Given records:

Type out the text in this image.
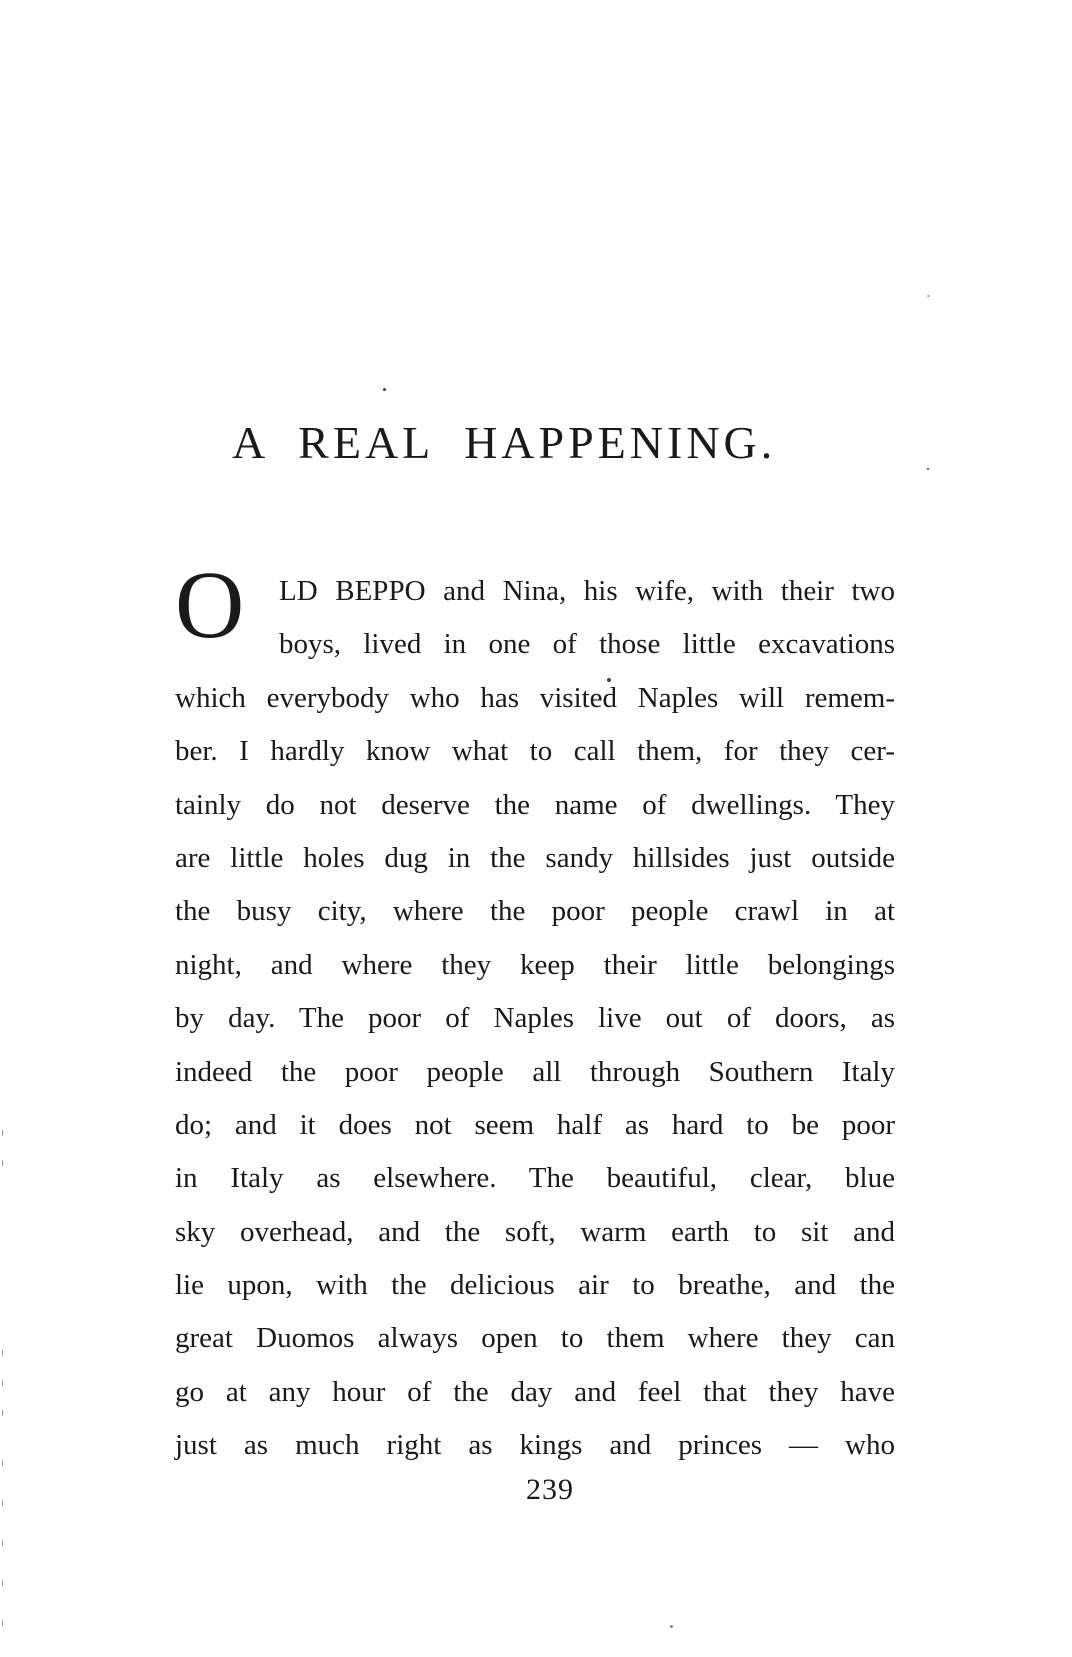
A REAL HAPPENING.
O	LD BEPPO and Nina, his wife, with their two
boys, lived in one of those little excavations
which everybody who has visited Naples will remem-
ber. I hardly know what to call them, for they cer-
tainly do not deserve the name of dwellings. They
are little holes dug in the sandy hillsides just outside
the busy city, where the poor people crawl in at
night, and where they keep their little belongings
by day. The poor of Naples live out of doors, as
indeed the poor people all through Southern Italy
do; and it does not seem half as hard to be poor
in Italy as elsewhere. The beautiful, clear, blue
sky overhead, and the soft, warm earth to sit and
lie upon, with the delicious air to breathe, and the
great Duomos always open to them where they can
go at any hour of the day and feel that they have
just as much right as kings and princes — who
239
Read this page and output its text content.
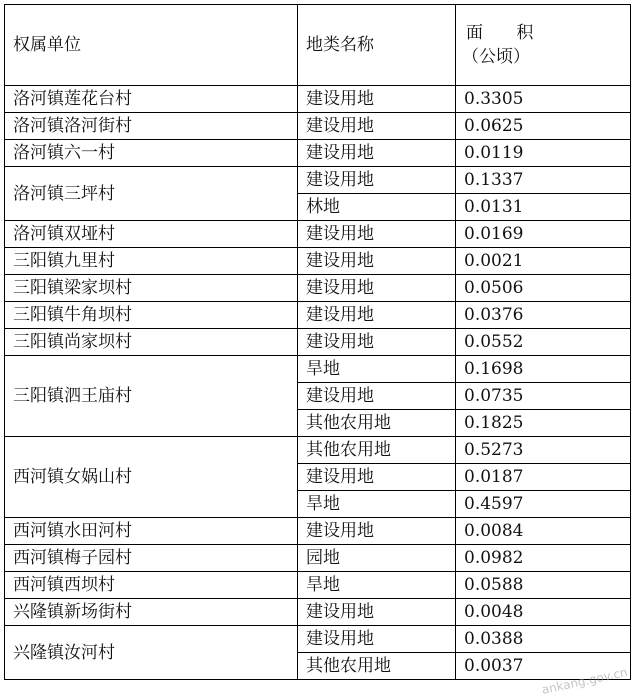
权属单位	地类名称	面 积
（公顷）

洛河镇莲花台村	建设用地	0.3305
洛河镇洛河街村	建设用地	0.0625
洛河镇六一村	建设用地	0.0119
洛河镇三坪村	建设用地	0.1337
	林地	0.0131
洛河镇双垭村	建设用地	0.0169
三阳镇九里村	建设用地	0.0021
三阳镇梁家坝村	建设用地	0.0506
三阳镇牛角坝村	建设用地	0.0376
三阳镇尚家坝村	建设用地	0.0552
三阳镇泗王庙村	旱地	0.1698
	建设用地	0.0735
	其他农用地	0.1825
西河镇女娲山村	其他农用地	0.5273
	建设用地	0.0187
	旱地	0.4597
西河镇水田河村	建设用地	0.0084
西河镇梅子园村	园地	0.0982
西河镇西坝村	旱地	0.0588
兴隆镇新场街村	建设用地	0.0048
兴隆镇汝河村	建设用地	0.0388
	其他农用地	0.0037 ankang.gov.cn
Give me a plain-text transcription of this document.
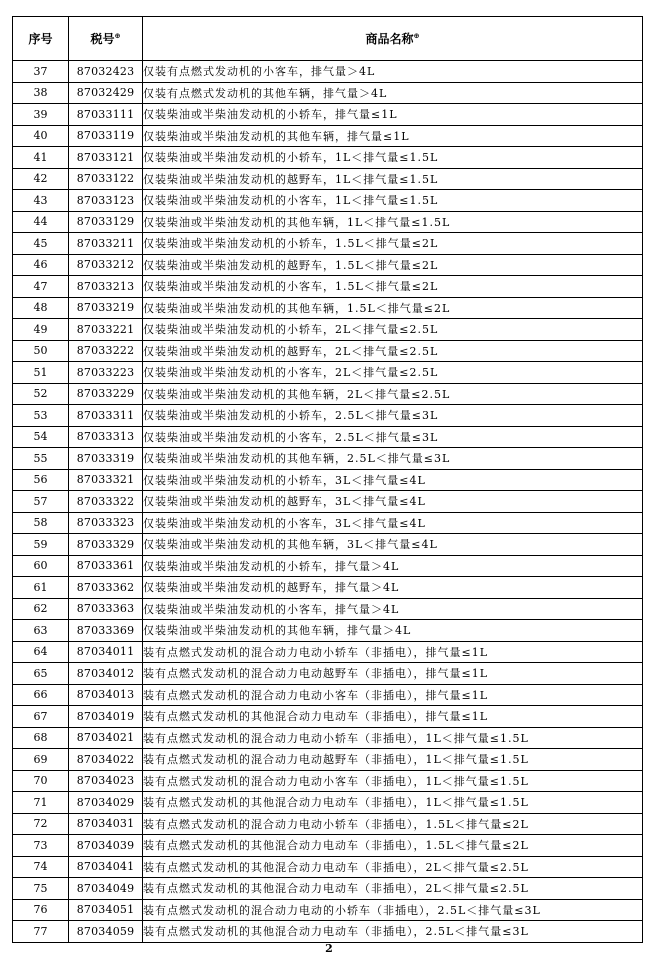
序号	税号⊕	商品名称⊕
37	87032423	仅装有点燃式发动机的小客车，排气量＞4L
38	87032429	仅装有点燃式发动机的其他车辆，排气量＞4L
39	87033111	仅装柴油或半柴油发动机的小轿车，排气量≤1L
40	87033119	仅装柴油或半柴油发动机的其他车辆，排气量≤1L
41	87033121	仅装柴油或半柴油发动机的小轿车，1L＜排气量≤1.5L
42	87033122	仅装柴油或半柴油发动机的越野车，1L＜排气量≤1.5L
43	87033123	仅装柴油或半柴油发动机的小客车，1L＜排气量≤1.5L
44	87033129	仅装柴油或半柴油发动机的其他车辆，1L＜排气量≤1.5L
45	87033211	仅装柴油或半柴油发动机的小轿车，1.5L＜排气量≤2L
46	87033212	仅装柴油或半柴油发动机的越野车，1.5L＜排气量≤2L
47	87033213	仅装柴油或半柴油发动机的小客车，1.5L＜排气量≤2L
48	87033219	仅装柴油或半柴油发动机的其他车辆，1.5L＜排气量≤2L
49	87033221	仅装柴油或半柴油发动机的小轿车，2L＜排气量≤2.5L
50	87033222	仅装柴油或半柴油发动机的越野车，2L＜排气量≤2.5L
51	87033223	仅装柴油或半柴油发动机的小客车，2L＜排气量≤2.5L
52	87033229	仅装柴油或半柴油发动机的其他车辆，2L＜排气量≤2.5L
53	87033311	仅装柴油或半柴油发动机的小轿车，2.5L＜排气量≤3L
54	87033313	仅装柴油或半柴油发动机的小客车，2.5L＜排气量≤3L
55	87033319	仅装柴油或半柴油发动机的其他车辆，2.5L＜排气量≤3L
56	87033321	仅装柴油或半柴油发动机的小轿车，3L＜排气量≤4L
57	87033322	仅装柴油或半柴油发动机的越野车，3L＜排气量≤4L
58	87033323	仅装柴油或半柴油发动机的小客车，3L＜排气量≤4L
59	87033329	仅装柴油或半柴油发动机的其他车辆，3L＜排气量≤4L
60	87033361	仅装柴油或半柴油发动机的小轿车，排气量＞4L
61	87033362	仅装柴油或半柴油发动机的越野车，排气量＞4L
62	87033363	仅装柴油或半柴油发动机的小客车，排气量＞4L
63	87033369	仅装柴油或半柴油发动机的其他车辆，排气量＞4L
64	87034011	装有点燃式发动机的混合动力电动小轿车（非插电），排气量≤1L
65	87034012	装有点燃式发动机的混合动力电动越野车（非插电），排气量≤1L
66	87034013	装有点燃式发动机的混合动力电动小客车（非插电），排气量≤1L
67	87034019	装有点燃式发动机的其他混合动力电动车（非插电），排气量≤1L
68	87034021	装有点燃式发动机的混合动力电动小轿车（非插电），1L＜排气量≤1.5L
69	87034022	装有点燃式发动机的混合动力电动越野车（非插电），1L＜排气量≤1.5L
70	87034023	装有点燃式发动机的混合动力电动小客车（非插电），1L＜排气量≤1.5L
71	87034029	装有点燃式发动机的其他混合动力电动车（非插电），1L＜排气量≤1.5L
72	87034031	装有点燃式发动机的混合动力电动小轿车（非插电），1.5L＜排气量≤2L
73	87034039	装有点燃式发动机的其他混合动力电动车（非插电），1.5L＜排气量≤2L
74	87034041	装有点燃式发动机的其他混合动力电动车（非插电），2L＜排气量≤2.5L
75	87034049	装有点燃式发动机的其他混合动力电动车（非插电），2L＜排气量≤2.5L
76	87034051	装有点燃式发动机的混合动力电动的小轿车（非插电），2.5L＜排气量≤3L
77	87034059	装有点燃式发动机的其他混合动力电动车（非插电），2.5L＜排气量≤3L
2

Work required:
From the records above, pick out and copy each line holding the word "仅装柴油或半柴油发动机的小客车".

Reply to the task:
43	87033123	仅装柴油或半柴油发动机的小客车，1L＜排气量≤1.5L
47	87033213	仅装柴油或半柴油发动机的小客车，1.5L＜排气量≤2L
51	87033223	仅装柴油或半柴油发动机的小客车，2L＜排气量≤2.5L
54	87033313	仅装柴油或半柴油发动机的小客车，2.5L＜排气量≤3L
58	87033323	仅装柴油或半柴油发动机的小客车，3L＜排气量≤4L
62	87033363	仅装柴油或半柴油发动机的小客车，排气量＞4L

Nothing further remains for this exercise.